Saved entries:
* Begin *
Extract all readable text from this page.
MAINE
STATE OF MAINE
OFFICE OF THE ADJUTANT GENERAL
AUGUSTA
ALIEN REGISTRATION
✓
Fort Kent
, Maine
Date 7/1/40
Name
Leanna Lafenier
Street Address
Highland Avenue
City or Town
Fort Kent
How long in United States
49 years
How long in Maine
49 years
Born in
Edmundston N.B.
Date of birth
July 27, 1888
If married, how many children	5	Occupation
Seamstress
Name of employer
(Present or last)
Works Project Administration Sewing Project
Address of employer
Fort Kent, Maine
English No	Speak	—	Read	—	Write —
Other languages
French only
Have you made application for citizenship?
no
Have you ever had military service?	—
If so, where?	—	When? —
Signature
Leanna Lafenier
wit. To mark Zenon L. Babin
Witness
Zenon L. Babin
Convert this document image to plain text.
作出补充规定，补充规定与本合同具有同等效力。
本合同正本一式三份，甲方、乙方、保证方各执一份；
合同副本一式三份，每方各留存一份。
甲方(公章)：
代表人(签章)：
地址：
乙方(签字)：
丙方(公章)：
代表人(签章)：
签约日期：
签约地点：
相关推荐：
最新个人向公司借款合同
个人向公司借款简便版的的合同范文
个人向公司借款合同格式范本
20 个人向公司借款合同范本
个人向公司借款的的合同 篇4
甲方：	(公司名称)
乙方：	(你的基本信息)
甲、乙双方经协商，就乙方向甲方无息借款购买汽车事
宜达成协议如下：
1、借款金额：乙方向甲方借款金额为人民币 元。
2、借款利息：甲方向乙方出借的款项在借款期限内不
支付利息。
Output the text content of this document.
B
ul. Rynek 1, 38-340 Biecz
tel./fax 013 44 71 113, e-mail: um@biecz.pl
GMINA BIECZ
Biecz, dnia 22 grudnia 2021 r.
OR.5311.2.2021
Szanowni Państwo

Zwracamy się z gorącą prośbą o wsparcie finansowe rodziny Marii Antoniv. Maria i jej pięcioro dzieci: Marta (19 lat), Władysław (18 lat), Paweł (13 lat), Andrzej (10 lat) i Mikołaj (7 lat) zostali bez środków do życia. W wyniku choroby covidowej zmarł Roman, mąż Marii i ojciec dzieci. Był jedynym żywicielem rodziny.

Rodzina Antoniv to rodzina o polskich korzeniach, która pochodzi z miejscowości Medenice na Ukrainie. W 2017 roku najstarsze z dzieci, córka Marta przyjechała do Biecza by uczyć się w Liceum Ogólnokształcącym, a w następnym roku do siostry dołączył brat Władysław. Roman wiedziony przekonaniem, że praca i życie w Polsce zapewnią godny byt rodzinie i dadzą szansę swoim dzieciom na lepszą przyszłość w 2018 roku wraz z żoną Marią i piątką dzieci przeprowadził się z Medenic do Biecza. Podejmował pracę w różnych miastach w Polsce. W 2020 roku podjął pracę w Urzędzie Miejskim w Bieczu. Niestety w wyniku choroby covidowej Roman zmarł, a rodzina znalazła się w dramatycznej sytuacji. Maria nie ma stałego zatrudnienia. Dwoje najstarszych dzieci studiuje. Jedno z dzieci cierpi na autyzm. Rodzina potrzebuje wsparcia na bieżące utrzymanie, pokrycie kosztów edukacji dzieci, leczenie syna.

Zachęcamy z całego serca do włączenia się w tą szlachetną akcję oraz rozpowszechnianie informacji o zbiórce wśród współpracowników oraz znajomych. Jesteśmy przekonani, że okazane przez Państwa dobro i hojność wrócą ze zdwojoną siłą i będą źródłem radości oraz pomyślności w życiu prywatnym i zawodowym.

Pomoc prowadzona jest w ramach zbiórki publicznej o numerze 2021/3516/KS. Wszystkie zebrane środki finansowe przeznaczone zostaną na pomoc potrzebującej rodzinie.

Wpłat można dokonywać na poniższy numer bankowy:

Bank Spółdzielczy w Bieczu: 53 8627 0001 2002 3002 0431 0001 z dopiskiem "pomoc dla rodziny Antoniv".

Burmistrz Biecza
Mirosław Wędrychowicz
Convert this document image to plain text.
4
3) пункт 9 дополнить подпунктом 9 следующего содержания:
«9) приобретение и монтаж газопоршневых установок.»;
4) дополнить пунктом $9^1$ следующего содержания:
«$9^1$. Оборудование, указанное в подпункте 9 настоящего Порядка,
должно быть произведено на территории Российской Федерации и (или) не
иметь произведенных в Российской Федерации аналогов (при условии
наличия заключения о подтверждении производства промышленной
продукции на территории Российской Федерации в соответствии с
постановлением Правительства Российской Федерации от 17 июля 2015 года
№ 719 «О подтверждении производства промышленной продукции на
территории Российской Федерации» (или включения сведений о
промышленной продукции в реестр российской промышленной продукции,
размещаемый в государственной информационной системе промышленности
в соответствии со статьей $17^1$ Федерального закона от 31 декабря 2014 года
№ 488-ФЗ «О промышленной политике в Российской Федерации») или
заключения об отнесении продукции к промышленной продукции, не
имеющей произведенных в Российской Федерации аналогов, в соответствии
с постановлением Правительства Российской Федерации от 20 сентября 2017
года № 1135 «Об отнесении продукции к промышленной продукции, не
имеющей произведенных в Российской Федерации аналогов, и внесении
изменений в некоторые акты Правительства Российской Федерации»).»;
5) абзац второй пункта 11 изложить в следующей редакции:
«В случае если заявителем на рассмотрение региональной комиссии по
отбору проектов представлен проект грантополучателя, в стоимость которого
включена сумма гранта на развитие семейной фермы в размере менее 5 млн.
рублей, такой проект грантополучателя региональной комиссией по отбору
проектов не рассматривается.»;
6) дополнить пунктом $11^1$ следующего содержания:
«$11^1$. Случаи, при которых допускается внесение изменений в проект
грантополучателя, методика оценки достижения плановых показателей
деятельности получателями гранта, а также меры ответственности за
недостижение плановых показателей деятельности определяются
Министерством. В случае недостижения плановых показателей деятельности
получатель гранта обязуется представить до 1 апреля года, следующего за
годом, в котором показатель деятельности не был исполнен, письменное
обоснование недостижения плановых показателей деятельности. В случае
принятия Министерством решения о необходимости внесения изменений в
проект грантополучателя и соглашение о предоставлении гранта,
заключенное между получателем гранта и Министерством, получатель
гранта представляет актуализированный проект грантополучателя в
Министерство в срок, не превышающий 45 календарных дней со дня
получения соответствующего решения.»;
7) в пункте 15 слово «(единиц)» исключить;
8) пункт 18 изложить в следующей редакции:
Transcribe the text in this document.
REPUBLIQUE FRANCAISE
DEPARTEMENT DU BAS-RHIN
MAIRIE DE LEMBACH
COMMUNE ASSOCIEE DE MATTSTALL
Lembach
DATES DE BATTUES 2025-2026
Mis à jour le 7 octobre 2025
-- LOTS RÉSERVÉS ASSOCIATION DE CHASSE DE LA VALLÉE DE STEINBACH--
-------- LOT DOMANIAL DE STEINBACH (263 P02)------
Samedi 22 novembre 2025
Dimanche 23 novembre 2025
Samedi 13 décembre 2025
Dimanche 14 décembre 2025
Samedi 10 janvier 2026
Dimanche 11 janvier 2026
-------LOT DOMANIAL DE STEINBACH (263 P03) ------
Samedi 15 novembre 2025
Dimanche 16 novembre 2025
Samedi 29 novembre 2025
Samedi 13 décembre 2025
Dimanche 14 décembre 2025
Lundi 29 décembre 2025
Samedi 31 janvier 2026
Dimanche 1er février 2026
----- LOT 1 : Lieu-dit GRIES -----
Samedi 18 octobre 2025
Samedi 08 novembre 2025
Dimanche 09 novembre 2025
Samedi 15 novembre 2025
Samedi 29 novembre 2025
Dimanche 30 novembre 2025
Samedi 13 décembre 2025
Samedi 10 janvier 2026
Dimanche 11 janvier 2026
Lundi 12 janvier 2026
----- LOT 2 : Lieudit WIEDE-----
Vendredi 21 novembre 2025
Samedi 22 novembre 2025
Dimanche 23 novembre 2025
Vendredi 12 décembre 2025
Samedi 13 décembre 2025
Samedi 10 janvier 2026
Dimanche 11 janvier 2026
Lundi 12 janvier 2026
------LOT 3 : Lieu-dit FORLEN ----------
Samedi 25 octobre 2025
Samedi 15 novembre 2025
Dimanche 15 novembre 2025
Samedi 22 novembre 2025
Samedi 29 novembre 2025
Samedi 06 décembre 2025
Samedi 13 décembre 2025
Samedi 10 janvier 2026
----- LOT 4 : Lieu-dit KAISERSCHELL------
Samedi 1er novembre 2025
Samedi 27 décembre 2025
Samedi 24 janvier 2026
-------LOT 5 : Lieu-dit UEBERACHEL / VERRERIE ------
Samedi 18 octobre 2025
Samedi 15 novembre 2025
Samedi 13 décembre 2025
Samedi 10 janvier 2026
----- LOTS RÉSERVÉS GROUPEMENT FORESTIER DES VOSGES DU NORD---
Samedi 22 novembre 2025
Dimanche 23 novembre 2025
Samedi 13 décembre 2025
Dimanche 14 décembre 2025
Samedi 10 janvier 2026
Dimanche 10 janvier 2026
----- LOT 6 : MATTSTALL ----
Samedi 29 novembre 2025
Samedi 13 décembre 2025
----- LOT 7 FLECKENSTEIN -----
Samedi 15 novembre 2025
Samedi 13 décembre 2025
* End *
▸ **DESCRIPTION OF THE TASK**
Extract each line from the entries above that contains the string "редакции".

▸ **OUTPUT**
5) абзац второй пункта 11 изложить в следующей редакции:
8) пункт 18 изложить в следующей редакции:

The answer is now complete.